Saved data entries

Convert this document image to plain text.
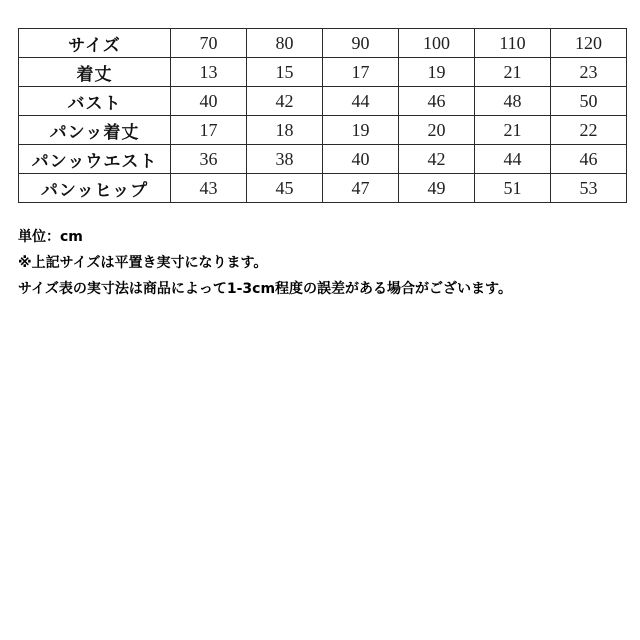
サイズ	70	80	90	100	110	120
着丈	13	15	17	19	21	23
バスト	40	42	44	46	48	50
パンッ着丈	17	18	19	20	21	22
パンッウエスト	36	38	40	42	44	46
パンッヒップ	43	45	47	49	51	53
単位：cm
※上記サイズは平置き実寸になります。
サイズ表の実寸法は商品によって1-3cm程度の誤差がある場合がございます。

**PROBLEM DETAILS**
Without the pictures, restate each entry exactly.

**EXERCISE OUTPUT**
Convert this document image to plain text.
サイズ	70	80	90	100	110	120
着丈	13	15	17	19	21	23
バスト	40	42	44	46	48	50
パンッ着丈	17	18	19	20	21	22
パンッウエスト	36	38	40	42	44	46
パンッヒップ	43	45	47	49	51	53
単位：cm
※上記サイズは平置き実寸になります。
サイズ表の実寸法は商品によって1-3cm程度の誤差がある場合がございます。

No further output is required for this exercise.